***** Given entries
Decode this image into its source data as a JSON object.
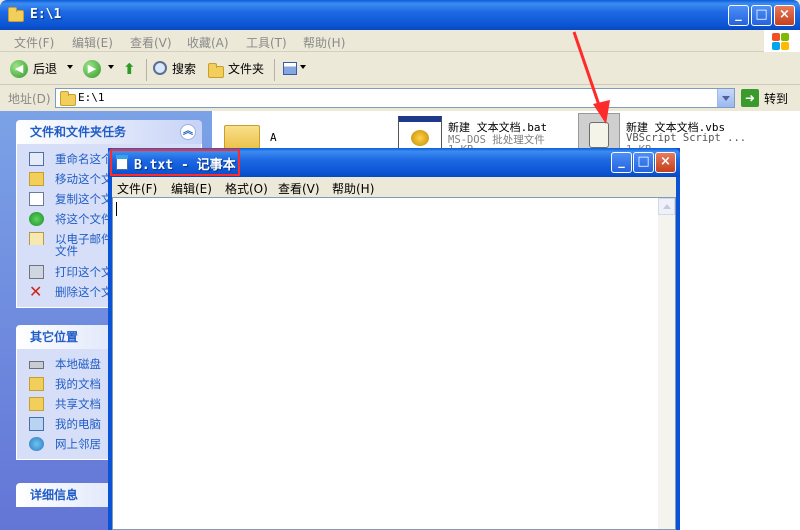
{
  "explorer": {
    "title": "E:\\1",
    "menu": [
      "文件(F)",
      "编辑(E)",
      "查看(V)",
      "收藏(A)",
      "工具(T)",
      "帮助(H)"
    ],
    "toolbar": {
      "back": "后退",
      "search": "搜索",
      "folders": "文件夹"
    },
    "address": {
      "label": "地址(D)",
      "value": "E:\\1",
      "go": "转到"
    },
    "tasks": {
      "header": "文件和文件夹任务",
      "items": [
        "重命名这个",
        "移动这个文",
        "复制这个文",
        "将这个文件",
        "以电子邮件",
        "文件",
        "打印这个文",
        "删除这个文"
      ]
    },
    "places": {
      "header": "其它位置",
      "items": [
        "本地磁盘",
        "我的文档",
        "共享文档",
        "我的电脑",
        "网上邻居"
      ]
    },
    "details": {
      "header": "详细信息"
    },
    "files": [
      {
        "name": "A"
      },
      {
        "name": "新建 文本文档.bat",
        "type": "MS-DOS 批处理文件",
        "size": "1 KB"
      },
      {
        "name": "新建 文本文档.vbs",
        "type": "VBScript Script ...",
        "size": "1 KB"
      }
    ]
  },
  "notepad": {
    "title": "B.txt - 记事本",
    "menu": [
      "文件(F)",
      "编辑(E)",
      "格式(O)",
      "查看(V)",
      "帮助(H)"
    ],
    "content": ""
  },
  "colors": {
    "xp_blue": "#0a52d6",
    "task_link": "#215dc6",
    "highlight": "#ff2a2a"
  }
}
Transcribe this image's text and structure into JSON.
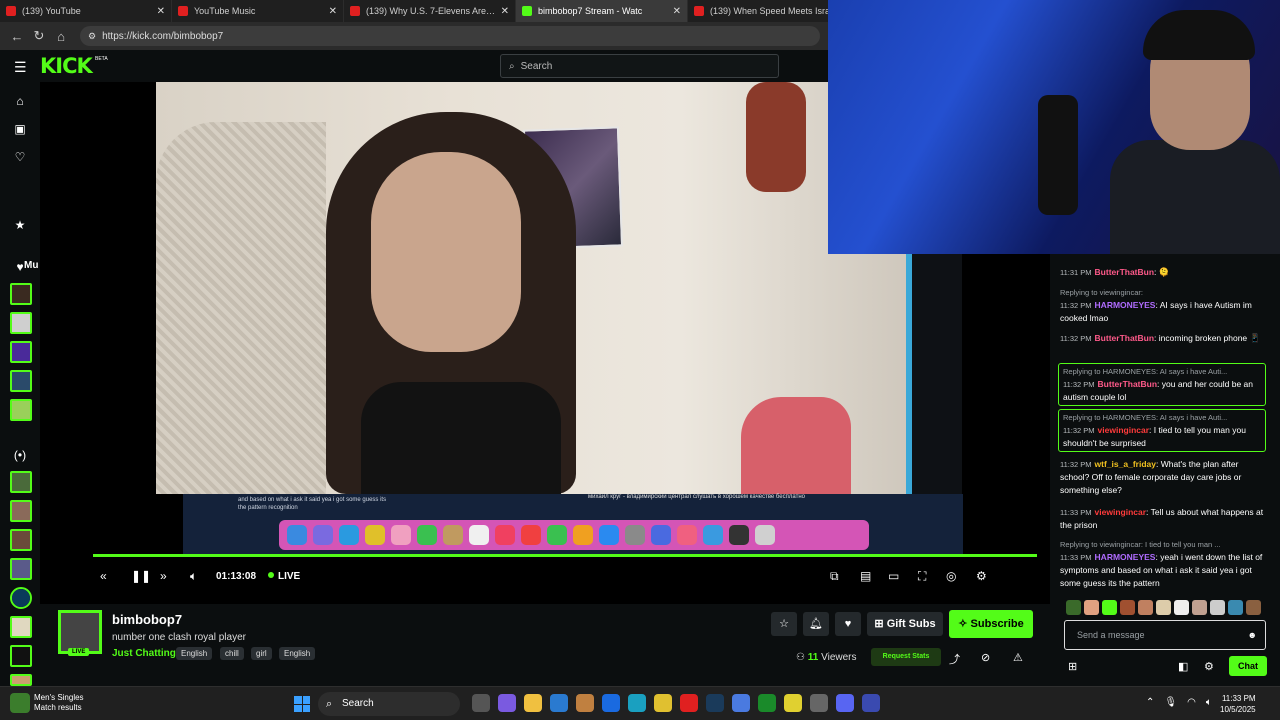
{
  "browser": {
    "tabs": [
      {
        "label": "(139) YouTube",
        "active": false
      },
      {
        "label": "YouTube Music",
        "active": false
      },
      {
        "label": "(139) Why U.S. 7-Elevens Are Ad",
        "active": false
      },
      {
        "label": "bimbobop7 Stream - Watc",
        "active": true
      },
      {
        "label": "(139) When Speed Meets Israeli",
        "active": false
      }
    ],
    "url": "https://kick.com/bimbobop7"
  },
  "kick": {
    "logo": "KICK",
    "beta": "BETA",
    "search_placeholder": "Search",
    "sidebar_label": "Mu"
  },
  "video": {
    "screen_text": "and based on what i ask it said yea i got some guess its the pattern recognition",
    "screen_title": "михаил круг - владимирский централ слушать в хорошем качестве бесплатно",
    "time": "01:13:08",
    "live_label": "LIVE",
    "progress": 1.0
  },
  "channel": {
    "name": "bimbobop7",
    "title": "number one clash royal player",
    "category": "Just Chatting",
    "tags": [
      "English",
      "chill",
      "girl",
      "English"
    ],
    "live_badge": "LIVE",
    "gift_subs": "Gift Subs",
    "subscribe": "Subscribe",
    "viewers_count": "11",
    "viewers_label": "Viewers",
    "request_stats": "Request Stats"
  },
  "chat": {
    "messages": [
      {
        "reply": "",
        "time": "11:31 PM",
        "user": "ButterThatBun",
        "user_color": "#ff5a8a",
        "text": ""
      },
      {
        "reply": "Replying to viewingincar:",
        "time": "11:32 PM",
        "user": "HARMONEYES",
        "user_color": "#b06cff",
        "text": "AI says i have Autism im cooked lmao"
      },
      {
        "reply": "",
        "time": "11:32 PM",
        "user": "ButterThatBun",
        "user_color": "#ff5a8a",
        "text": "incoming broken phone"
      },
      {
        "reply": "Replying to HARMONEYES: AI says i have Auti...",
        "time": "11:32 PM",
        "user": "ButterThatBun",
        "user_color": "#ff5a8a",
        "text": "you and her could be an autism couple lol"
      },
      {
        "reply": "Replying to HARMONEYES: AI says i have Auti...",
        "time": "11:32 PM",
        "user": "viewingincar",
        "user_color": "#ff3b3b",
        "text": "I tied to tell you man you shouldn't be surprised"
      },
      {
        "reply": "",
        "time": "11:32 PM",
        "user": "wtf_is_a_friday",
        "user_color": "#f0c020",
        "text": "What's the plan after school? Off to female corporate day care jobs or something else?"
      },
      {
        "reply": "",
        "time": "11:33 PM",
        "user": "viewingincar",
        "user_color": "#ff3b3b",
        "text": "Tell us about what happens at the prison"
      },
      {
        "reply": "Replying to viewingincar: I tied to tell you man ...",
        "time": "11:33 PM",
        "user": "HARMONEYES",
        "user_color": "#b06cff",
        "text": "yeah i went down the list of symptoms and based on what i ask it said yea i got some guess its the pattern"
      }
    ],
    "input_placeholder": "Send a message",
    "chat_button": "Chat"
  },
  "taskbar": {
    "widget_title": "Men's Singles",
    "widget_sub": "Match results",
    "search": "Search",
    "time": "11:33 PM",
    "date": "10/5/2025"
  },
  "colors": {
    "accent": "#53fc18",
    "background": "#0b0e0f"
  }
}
**********
### What is being asked
State how many lines of the listing above hold the word "said", with nothing but the number.

### Task output
2